§ Material for this exercise:
··········
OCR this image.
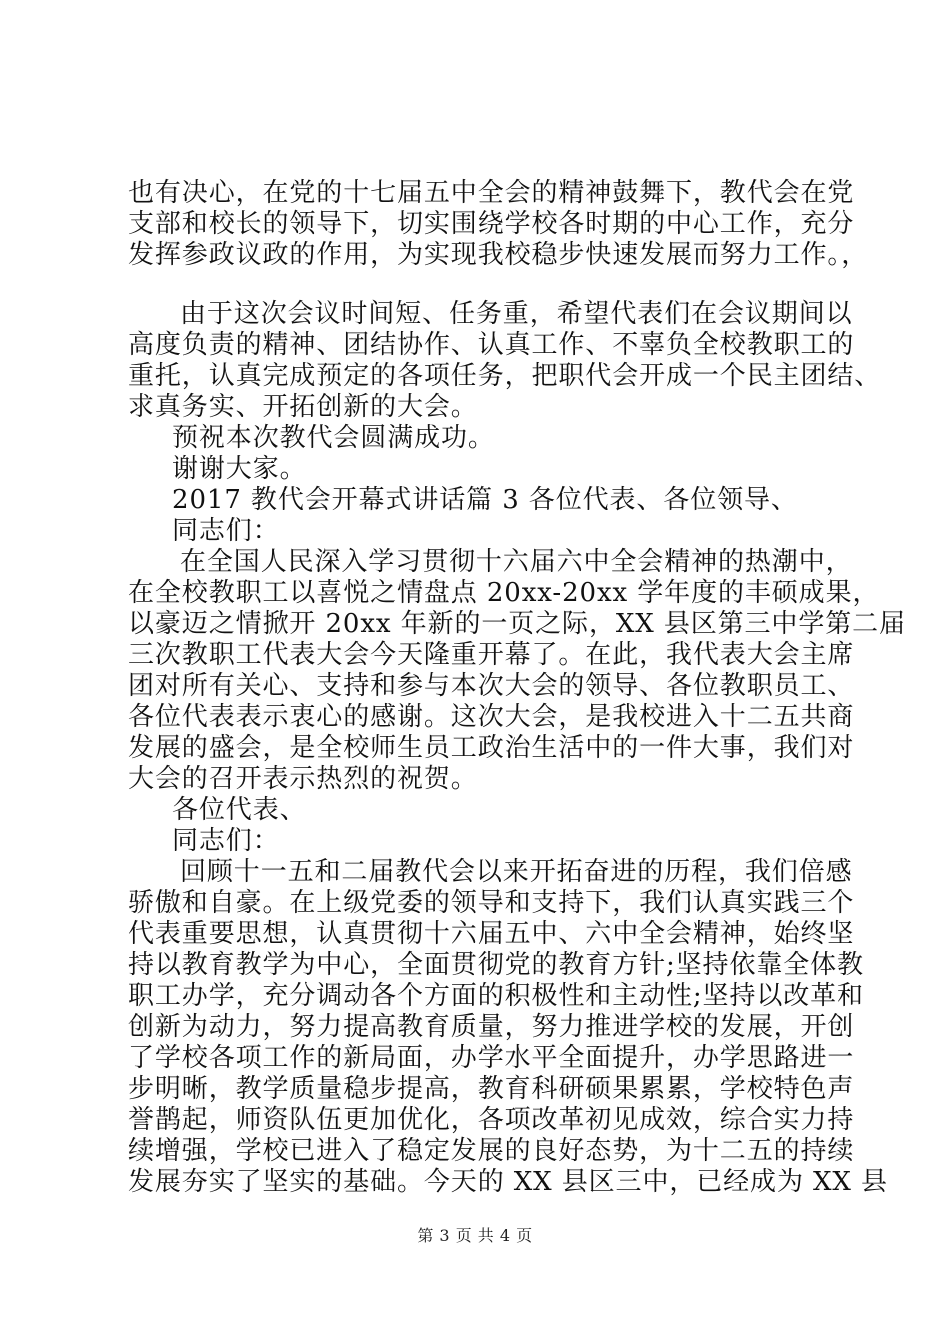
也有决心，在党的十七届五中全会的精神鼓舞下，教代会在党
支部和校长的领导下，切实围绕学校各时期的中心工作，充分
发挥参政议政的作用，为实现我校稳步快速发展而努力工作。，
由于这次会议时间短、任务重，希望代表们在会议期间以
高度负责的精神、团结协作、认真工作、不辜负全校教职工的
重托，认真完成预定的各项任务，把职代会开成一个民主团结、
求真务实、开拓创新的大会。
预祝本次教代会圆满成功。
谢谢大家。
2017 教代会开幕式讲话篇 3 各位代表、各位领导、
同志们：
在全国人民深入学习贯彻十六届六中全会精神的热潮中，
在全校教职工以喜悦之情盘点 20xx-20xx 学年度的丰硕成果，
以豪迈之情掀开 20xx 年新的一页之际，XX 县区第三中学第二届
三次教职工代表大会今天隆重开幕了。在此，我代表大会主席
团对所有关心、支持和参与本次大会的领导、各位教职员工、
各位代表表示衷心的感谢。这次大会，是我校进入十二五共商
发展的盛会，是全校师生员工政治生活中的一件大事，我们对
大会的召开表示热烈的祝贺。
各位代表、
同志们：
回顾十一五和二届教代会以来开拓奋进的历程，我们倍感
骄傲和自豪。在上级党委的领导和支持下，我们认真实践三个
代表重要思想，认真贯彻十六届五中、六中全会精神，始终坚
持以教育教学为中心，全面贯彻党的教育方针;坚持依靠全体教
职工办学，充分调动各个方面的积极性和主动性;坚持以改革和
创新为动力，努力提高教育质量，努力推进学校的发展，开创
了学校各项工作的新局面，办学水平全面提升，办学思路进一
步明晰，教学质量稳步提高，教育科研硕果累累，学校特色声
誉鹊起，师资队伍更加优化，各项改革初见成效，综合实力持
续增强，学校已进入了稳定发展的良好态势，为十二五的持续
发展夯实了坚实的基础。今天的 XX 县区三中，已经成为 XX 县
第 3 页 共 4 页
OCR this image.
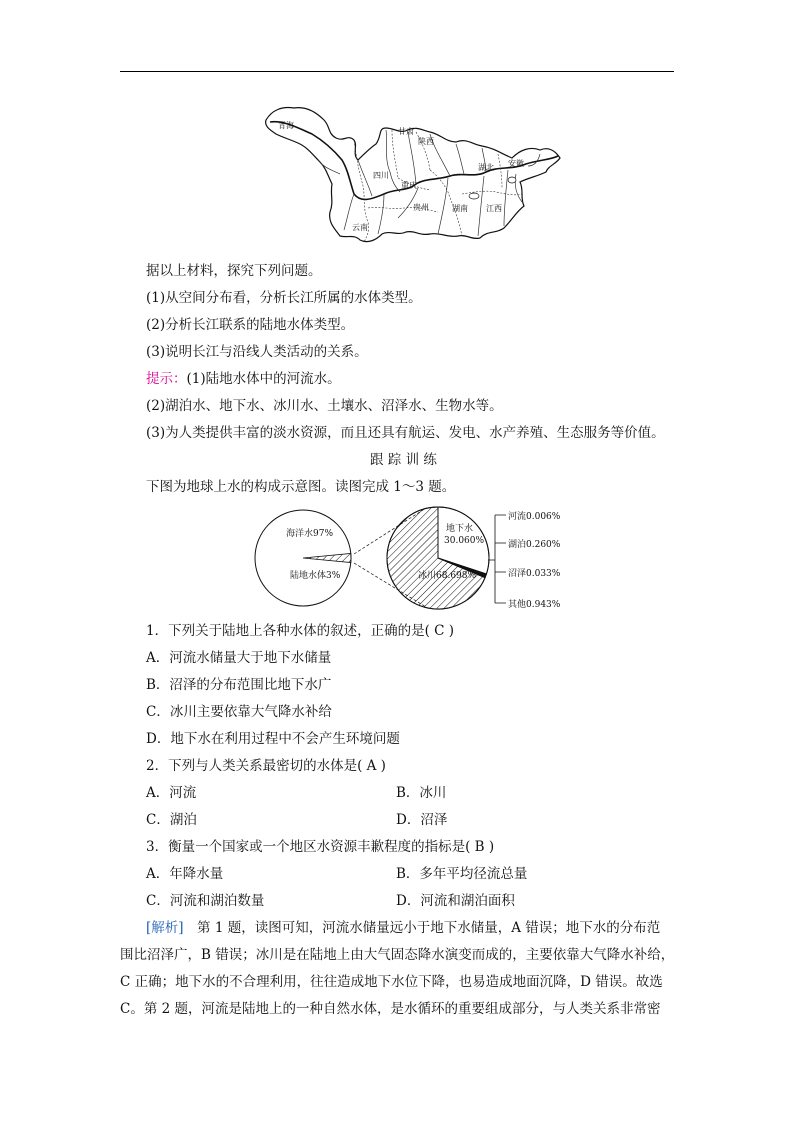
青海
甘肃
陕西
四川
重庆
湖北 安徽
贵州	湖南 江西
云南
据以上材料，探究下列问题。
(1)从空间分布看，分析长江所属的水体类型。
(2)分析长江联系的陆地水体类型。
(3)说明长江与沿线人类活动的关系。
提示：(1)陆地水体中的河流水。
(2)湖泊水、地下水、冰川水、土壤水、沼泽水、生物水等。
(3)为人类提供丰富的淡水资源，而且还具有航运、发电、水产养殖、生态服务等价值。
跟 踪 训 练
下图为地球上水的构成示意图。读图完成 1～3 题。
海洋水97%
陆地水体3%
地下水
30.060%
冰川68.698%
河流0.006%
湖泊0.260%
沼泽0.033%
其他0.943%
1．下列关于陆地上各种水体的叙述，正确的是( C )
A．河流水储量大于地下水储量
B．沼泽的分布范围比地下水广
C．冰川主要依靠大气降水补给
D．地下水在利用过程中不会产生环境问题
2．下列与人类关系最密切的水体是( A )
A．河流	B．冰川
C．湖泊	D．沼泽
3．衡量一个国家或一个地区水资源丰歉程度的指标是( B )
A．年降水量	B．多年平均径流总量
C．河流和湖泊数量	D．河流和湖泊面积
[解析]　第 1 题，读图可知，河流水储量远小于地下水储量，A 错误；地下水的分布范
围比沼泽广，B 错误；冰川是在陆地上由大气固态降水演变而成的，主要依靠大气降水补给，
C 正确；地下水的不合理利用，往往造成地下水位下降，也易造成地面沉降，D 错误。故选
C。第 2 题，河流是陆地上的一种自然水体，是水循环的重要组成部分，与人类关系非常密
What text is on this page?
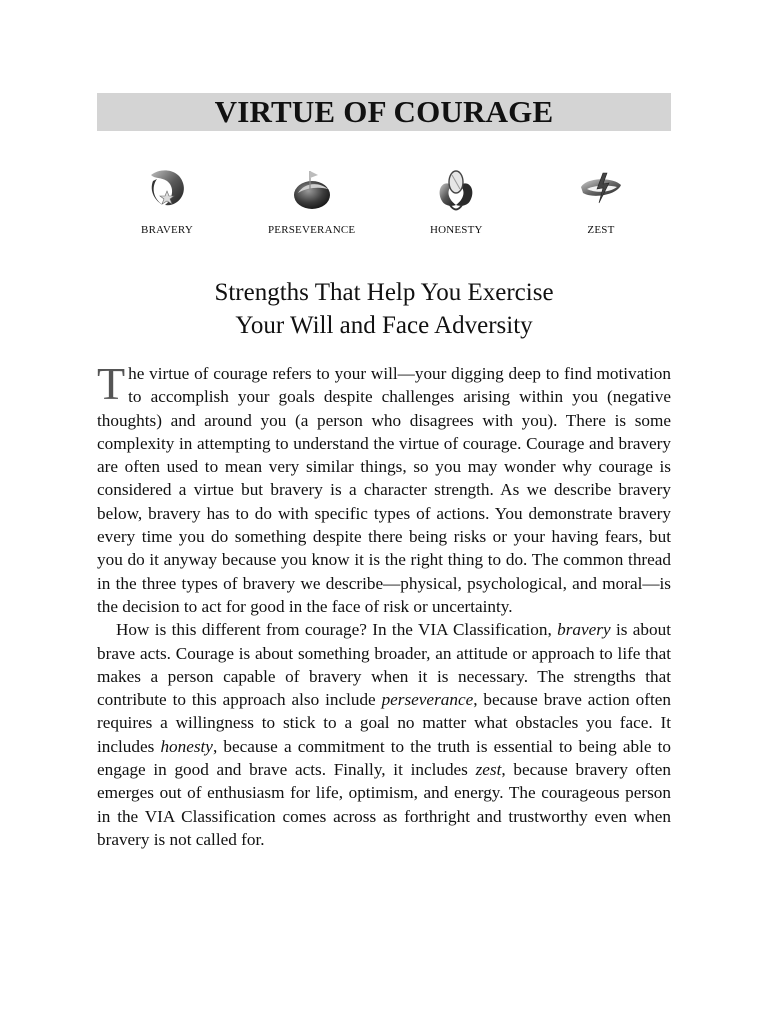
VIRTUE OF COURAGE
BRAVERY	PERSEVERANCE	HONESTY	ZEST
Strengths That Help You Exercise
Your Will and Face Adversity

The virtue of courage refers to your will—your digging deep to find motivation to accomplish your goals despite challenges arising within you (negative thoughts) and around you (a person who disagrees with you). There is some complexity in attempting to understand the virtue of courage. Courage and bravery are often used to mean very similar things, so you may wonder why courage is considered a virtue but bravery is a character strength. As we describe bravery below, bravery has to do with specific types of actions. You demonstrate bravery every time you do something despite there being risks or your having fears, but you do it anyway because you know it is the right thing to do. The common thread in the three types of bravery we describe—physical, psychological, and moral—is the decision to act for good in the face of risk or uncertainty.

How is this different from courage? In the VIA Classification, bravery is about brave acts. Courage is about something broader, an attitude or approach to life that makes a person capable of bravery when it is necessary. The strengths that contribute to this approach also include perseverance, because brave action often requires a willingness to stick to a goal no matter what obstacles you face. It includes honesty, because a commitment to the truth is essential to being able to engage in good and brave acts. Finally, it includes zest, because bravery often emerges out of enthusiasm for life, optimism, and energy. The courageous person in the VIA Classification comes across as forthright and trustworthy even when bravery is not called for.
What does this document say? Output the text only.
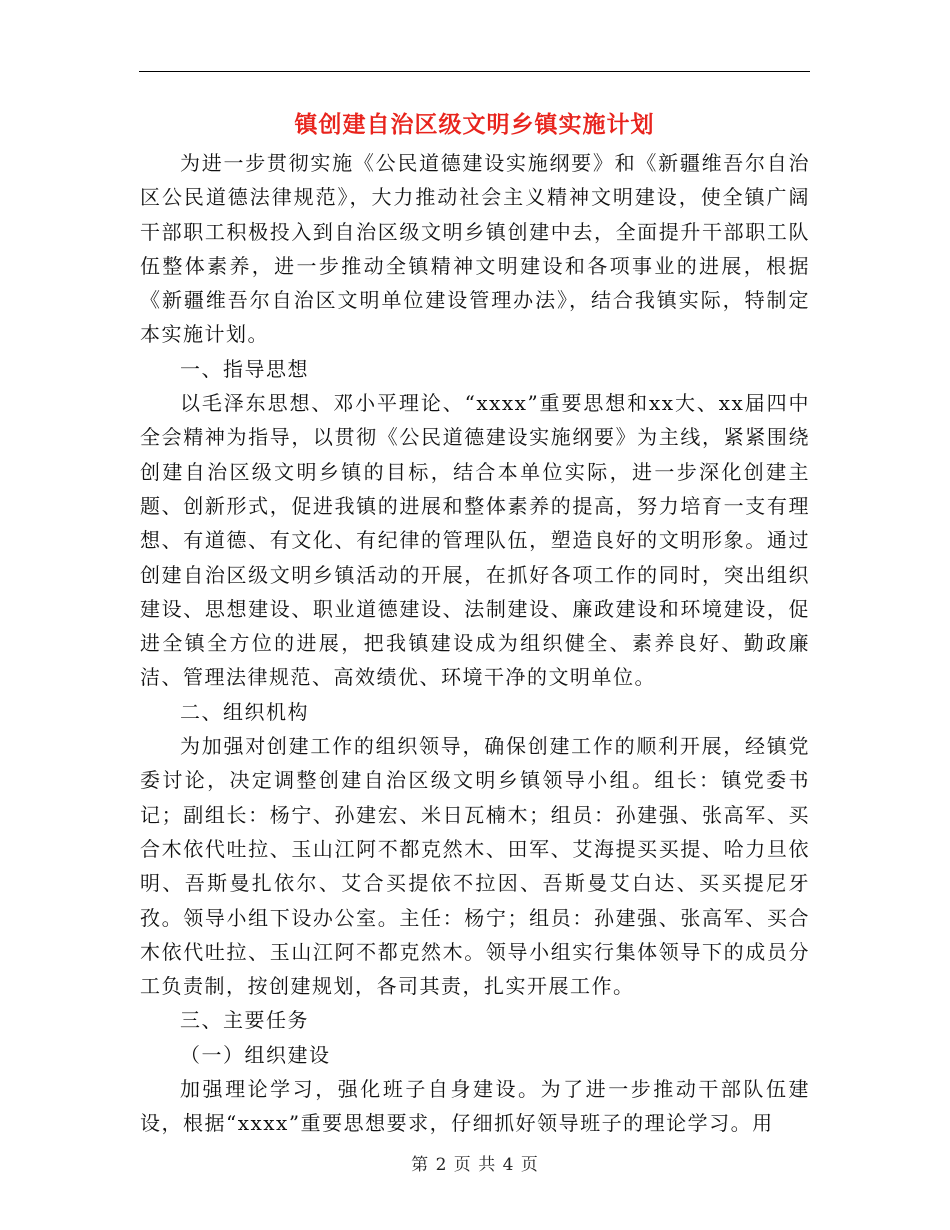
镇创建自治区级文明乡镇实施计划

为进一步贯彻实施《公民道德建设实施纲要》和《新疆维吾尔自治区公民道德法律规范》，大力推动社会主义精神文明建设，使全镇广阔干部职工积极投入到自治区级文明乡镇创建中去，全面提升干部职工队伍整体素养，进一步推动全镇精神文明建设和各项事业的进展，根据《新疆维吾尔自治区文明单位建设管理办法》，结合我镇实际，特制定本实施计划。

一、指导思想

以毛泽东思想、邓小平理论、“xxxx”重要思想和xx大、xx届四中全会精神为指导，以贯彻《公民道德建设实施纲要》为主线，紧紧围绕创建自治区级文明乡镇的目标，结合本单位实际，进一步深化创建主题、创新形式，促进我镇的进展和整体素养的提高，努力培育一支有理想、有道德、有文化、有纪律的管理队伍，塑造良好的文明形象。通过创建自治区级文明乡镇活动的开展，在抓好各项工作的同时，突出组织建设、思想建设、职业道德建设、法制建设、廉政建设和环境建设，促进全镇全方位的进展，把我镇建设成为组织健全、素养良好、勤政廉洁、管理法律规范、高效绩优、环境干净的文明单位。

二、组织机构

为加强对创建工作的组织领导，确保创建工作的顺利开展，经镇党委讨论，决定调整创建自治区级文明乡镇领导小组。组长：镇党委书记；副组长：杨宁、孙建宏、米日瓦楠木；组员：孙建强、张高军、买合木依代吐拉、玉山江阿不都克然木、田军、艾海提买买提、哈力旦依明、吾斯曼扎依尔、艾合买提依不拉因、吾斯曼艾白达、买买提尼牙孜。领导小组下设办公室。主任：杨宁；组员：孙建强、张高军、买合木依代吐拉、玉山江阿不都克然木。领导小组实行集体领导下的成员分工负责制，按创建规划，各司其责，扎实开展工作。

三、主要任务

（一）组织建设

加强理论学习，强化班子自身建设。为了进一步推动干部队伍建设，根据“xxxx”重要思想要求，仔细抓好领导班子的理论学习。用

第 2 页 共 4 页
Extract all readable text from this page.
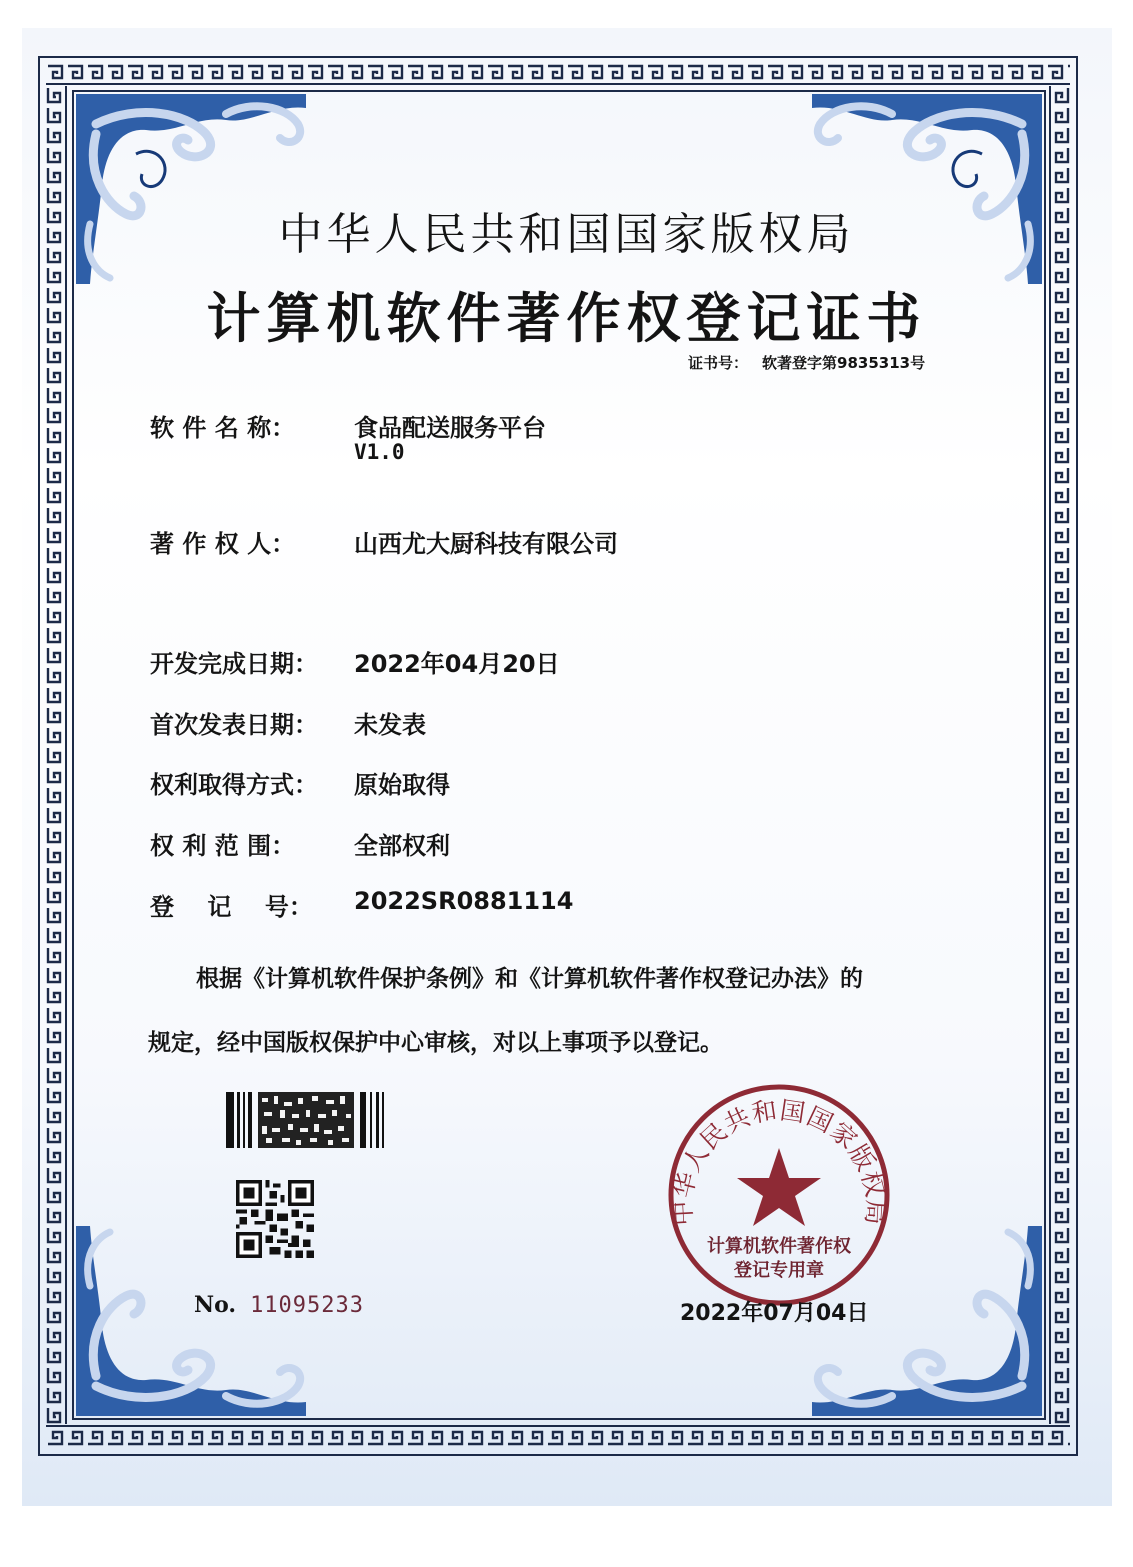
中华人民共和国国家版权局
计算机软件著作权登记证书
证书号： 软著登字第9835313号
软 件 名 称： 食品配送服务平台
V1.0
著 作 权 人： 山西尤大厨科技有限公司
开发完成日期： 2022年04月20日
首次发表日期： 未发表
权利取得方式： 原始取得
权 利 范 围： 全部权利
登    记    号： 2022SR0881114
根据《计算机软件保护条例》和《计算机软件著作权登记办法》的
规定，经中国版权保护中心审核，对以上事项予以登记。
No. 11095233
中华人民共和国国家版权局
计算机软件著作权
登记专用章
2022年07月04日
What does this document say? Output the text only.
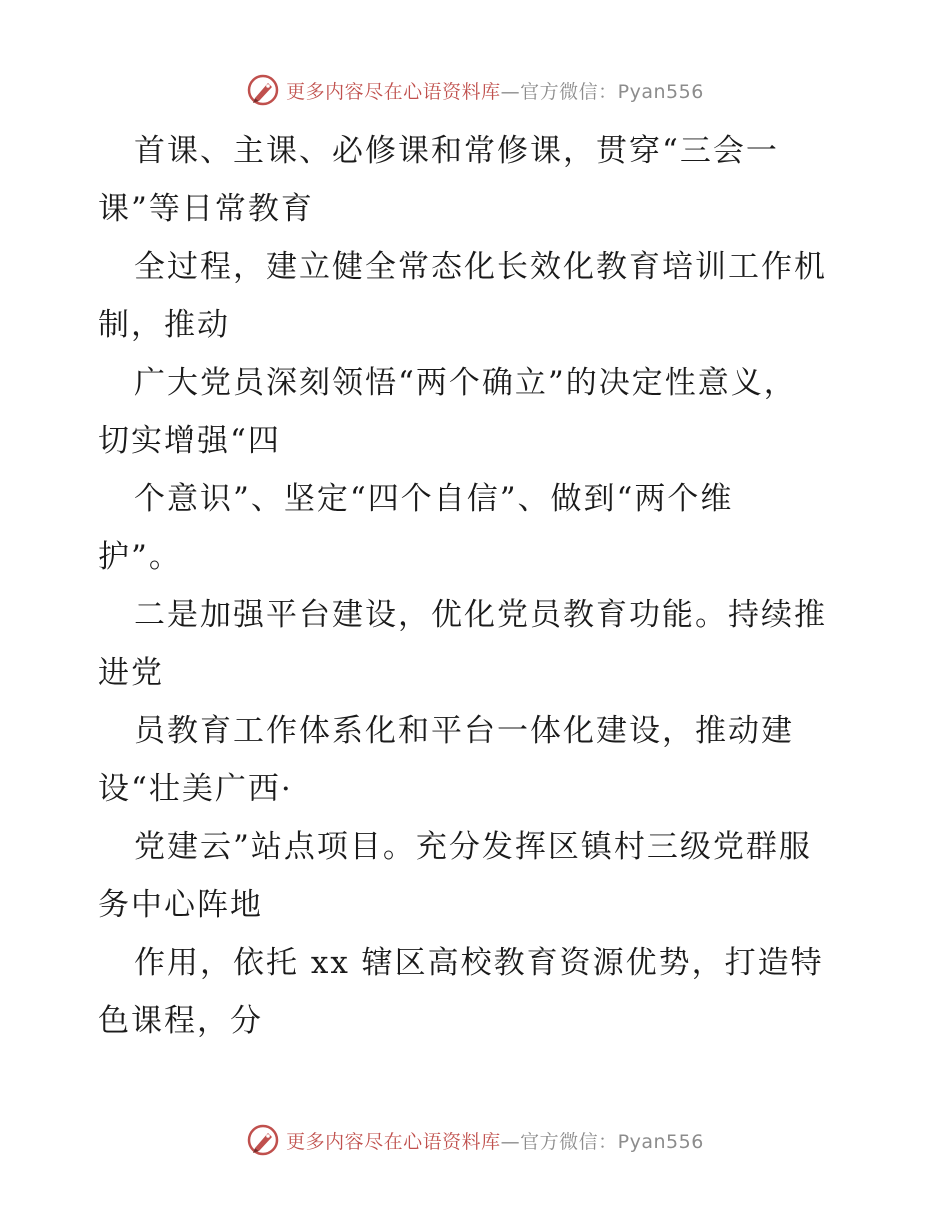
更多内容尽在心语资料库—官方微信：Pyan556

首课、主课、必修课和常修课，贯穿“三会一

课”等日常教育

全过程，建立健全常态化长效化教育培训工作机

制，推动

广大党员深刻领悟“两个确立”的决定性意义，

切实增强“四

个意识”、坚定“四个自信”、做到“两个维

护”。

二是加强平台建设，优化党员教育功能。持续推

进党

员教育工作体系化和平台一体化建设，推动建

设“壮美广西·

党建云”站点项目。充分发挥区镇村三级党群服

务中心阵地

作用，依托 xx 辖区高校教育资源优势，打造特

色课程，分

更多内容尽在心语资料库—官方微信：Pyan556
··········
§ Do this:
Where does the word "page" appear? Return each line that holds it.

§ Answer in full:
What text is on this page?
Extract all readable text from this page.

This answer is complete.